# What to do
Collect from the data below each line with "rather".

# Material to process
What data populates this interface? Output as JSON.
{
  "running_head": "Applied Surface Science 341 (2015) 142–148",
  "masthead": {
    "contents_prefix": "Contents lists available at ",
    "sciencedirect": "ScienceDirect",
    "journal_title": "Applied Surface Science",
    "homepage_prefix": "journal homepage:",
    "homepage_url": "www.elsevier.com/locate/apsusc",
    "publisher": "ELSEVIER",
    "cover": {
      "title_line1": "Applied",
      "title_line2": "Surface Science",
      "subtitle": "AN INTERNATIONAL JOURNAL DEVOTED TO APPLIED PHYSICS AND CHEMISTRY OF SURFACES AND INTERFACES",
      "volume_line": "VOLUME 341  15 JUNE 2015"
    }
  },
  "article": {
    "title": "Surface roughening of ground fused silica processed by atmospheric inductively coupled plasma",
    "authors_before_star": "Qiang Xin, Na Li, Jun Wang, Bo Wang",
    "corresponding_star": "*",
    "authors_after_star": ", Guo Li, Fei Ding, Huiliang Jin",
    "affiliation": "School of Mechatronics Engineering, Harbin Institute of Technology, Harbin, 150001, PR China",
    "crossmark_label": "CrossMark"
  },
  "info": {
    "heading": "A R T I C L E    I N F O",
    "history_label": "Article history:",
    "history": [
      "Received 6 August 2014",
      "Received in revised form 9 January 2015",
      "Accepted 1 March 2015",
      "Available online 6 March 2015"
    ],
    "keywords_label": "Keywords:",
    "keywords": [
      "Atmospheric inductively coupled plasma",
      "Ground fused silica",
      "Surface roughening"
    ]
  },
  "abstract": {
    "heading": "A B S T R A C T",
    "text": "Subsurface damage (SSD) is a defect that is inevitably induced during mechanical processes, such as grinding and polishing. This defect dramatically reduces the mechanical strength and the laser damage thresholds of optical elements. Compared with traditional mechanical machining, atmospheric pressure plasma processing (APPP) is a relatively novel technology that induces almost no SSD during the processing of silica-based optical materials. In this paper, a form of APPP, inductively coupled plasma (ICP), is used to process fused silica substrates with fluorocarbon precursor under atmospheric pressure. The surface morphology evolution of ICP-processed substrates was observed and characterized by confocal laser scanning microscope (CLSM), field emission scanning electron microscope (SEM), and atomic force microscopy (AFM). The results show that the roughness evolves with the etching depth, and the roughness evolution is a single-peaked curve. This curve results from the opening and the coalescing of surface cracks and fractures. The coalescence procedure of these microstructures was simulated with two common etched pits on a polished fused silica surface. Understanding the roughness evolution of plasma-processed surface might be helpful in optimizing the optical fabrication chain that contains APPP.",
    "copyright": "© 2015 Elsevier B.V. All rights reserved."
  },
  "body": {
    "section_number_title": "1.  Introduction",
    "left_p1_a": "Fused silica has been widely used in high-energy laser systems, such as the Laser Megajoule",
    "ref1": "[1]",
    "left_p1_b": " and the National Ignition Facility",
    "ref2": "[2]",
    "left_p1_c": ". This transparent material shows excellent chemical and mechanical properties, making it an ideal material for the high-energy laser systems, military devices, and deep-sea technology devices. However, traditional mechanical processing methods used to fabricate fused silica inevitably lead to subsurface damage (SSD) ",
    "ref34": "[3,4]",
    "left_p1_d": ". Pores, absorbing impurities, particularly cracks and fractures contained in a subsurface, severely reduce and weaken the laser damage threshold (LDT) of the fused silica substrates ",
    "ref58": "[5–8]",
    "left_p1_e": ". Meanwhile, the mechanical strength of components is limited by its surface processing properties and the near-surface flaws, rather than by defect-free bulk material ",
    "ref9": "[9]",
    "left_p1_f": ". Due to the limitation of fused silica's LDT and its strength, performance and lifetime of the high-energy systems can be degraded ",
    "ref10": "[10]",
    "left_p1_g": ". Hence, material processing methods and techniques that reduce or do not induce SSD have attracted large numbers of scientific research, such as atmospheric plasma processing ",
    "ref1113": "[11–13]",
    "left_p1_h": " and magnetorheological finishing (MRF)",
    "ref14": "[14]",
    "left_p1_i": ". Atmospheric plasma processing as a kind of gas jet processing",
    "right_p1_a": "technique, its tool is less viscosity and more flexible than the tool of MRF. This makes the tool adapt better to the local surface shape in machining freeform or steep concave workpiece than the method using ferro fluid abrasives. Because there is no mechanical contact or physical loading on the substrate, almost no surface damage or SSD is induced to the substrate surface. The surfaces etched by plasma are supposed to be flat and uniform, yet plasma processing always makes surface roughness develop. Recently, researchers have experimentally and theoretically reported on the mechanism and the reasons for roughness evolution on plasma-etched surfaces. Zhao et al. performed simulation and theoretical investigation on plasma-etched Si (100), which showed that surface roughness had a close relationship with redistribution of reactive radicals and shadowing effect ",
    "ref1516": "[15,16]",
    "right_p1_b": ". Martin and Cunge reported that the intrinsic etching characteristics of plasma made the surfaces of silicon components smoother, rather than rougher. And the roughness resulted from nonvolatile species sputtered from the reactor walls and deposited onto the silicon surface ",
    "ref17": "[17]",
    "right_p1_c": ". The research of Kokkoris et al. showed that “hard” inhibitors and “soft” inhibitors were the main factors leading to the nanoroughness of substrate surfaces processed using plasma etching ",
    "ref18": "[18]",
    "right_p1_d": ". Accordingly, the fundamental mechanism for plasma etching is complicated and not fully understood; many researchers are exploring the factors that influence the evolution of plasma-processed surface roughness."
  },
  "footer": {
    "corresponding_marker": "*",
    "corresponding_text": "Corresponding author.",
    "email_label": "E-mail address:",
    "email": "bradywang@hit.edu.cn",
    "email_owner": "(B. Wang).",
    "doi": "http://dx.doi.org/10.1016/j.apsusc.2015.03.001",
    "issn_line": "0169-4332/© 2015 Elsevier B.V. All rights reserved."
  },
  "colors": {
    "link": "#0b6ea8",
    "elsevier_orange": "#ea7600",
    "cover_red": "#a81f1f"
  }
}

# Answer for this exercise
    "left_p1_e": ". Meanwhile, the mechanical strength of components is limited by its surface processing properties and the near-surface flaws, rather than by defect-free bulk material ",
    "right_p1_b": ". Martin and Cunge reported that the intrinsic etching characteristics of plasma made the surfaces of silicon components smoother, rather than rougher. And the roughness resulted from nonvolatile species sputtered from the reactor walls and deposited onto the silicon surface ",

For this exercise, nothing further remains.